> _Exercise aim_: Please copy out the records below exactly, from their first line through the line containing "mindmap-connectors xyxy=(331,187,730,357)", with both of those lines included.
>>>>
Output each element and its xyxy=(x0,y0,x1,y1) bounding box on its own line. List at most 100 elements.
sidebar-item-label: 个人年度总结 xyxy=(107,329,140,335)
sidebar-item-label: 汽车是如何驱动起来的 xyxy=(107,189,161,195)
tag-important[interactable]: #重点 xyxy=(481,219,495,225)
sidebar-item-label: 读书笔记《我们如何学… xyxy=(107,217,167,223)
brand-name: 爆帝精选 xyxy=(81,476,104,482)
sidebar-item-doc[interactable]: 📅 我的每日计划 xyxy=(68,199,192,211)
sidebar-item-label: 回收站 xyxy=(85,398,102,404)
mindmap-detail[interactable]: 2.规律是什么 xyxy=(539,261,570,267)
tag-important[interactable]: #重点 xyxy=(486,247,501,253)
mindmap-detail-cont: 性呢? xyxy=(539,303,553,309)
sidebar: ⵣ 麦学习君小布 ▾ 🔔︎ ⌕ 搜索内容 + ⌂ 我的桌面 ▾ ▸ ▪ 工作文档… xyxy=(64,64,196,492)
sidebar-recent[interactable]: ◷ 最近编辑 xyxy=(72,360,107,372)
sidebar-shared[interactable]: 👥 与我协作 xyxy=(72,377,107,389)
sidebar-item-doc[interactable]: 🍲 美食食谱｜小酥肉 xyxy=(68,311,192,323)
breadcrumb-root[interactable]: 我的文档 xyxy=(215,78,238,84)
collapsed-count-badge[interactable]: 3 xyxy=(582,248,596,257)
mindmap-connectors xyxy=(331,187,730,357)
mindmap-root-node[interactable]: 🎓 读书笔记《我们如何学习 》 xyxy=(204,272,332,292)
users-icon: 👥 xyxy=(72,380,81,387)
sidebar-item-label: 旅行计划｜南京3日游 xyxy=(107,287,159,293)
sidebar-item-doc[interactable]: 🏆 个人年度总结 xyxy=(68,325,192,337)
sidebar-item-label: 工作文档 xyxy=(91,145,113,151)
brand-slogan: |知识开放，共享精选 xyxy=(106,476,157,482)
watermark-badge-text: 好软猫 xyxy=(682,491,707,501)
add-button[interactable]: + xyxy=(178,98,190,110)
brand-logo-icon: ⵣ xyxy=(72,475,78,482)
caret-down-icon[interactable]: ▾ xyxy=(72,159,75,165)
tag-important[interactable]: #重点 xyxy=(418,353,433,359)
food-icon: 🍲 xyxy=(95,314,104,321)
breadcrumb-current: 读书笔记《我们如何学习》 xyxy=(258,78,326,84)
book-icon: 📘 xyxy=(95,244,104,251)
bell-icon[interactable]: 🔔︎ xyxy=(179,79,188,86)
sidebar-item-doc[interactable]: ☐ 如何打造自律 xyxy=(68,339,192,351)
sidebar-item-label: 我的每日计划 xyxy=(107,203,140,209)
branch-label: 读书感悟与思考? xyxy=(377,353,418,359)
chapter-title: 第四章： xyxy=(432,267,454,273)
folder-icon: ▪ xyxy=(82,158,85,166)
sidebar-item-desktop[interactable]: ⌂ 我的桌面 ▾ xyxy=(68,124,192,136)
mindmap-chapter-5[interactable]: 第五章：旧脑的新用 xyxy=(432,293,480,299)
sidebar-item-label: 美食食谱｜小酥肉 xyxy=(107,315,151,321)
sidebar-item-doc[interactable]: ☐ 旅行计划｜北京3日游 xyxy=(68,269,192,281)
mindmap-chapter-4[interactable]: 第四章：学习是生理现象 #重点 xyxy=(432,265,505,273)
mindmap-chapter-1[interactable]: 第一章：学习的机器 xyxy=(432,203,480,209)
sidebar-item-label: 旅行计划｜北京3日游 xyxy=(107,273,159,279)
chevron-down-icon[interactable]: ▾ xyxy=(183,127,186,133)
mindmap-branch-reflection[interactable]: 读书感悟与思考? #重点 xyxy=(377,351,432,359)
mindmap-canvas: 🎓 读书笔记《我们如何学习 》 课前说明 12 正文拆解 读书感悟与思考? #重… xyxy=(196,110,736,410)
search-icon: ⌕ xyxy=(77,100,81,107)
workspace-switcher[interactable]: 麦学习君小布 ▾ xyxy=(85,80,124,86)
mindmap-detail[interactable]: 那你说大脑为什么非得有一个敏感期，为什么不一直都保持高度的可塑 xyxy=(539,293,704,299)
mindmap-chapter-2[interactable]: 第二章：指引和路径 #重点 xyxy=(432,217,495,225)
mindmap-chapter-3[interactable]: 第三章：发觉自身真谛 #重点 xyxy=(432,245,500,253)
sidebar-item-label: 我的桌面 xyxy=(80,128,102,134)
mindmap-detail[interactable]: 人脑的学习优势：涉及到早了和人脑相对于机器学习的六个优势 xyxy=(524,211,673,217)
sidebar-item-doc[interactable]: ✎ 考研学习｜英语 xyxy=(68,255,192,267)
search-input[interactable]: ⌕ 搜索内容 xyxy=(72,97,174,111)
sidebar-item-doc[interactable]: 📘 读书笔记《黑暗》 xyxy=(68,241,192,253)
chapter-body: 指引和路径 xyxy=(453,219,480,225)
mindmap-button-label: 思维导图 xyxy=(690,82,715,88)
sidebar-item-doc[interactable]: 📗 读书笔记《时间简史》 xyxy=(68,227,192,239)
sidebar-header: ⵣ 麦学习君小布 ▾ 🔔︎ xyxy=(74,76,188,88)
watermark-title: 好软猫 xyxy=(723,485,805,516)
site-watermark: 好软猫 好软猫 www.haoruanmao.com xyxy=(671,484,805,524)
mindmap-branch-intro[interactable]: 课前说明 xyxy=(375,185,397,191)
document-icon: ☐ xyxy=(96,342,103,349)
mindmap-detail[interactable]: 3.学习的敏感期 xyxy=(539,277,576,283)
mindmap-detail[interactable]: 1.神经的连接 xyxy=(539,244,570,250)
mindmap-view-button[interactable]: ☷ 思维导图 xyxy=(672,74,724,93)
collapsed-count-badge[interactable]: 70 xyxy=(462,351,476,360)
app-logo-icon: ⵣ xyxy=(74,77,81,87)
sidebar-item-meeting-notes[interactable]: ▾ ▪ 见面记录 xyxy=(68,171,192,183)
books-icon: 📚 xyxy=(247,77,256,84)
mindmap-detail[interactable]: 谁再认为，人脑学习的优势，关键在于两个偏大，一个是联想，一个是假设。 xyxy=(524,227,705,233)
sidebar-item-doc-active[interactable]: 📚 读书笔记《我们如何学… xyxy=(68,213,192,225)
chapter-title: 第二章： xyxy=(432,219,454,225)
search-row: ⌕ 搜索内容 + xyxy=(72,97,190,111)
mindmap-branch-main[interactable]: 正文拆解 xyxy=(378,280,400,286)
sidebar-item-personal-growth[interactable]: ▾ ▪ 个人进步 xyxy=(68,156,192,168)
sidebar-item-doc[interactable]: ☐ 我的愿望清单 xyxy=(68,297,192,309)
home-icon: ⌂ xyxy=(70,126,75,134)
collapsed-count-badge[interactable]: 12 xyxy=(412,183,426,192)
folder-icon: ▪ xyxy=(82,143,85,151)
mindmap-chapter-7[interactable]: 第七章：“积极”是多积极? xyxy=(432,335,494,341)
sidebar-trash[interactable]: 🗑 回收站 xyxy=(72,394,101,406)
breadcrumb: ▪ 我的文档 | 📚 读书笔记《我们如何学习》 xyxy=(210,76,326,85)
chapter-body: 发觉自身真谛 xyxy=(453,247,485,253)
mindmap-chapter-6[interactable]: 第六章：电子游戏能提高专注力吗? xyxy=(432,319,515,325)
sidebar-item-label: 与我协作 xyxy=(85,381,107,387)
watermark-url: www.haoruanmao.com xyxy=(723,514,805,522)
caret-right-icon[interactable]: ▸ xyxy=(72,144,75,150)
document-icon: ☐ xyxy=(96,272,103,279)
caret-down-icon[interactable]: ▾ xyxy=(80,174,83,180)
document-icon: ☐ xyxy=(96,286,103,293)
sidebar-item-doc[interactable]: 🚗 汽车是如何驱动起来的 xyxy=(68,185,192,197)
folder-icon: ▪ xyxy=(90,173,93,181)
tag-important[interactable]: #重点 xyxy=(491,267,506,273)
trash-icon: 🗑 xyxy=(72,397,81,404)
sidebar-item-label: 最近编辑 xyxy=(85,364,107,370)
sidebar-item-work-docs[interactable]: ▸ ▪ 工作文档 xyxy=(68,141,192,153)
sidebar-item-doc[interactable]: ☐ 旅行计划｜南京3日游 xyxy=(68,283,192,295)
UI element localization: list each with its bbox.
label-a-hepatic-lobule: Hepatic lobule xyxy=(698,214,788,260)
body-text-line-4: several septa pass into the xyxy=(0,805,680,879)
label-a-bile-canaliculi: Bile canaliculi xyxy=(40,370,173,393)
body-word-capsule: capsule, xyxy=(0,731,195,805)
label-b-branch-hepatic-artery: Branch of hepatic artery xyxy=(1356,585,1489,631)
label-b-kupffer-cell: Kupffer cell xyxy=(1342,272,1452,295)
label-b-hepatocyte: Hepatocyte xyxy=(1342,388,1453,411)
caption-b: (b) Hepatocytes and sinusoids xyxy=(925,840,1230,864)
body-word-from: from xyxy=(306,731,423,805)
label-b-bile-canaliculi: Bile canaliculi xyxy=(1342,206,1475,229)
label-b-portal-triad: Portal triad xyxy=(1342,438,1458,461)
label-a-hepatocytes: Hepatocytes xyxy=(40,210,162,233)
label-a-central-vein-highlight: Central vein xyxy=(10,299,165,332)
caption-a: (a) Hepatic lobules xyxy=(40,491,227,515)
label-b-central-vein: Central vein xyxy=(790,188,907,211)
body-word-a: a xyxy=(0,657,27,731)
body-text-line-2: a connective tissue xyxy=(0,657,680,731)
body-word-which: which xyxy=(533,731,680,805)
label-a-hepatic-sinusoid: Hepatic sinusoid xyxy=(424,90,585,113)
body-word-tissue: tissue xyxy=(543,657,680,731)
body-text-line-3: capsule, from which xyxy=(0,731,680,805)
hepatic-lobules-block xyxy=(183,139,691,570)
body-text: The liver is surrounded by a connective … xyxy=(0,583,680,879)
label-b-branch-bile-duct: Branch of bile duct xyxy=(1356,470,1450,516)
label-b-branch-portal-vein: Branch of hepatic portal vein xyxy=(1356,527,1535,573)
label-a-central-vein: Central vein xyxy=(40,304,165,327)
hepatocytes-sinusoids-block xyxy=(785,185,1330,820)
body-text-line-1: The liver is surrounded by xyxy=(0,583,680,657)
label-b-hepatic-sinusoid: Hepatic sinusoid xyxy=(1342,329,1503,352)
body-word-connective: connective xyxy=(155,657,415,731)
<<<<
> _Expected answer_:
Output each element and its xyxy=(x0,y0,x1,y1) bounding box on its own line. List at most 100 elements.
sidebar-item-label: 个人年度总结 xyxy=(107,329,140,335)
sidebar-item-label: 汽车是如何驱动起来的 xyxy=(107,189,161,195)
tag-important[interactable]: #重点 xyxy=(481,219,495,225)
sidebar-item-label: 读书笔记《我们如何学… xyxy=(107,217,167,223)
brand-name: 爆帝精选 xyxy=(81,476,104,482)
sidebar-item-doc[interactable]: 📅 我的每日计划 xyxy=(68,199,192,211)
sidebar-item-label: 回收站 xyxy=(85,398,102,404)
mindmap-detail[interactable]: 2.规律是什么 xyxy=(539,261,570,267)
tag-important[interactable]: #重点 xyxy=(486,247,501,253)
mindmap-detail-cont: 性呢? xyxy=(539,303,553,309)
sidebar: ⵣ 麦学习君小布 ▾ 🔔︎ ⌕ 搜索内容 + ⌂ 我的桌面 ▾ ▸ ▪ 工作文档… xyxy=(64,64,196,492)
sidebar-recent[interactable]: ◷ 最近编辑 xyxy=(72,360,107,372)
sidebar-shared[interactable]: 👥 与我协作 xyxy=(72,377,107,389)
sidebar-item-doc[interactable]: 🍲 美食食谱｜小酥肉 xyxy=(68,311,192,323)
breadcrumb-root[interactable]: 我的文档 xyxy=(215,78,238,84)
collapsed-count-badge[interactable]: 3 xyxy=(582,248,596,257)
mindmap-connectors xyxy=(331,187,730,357)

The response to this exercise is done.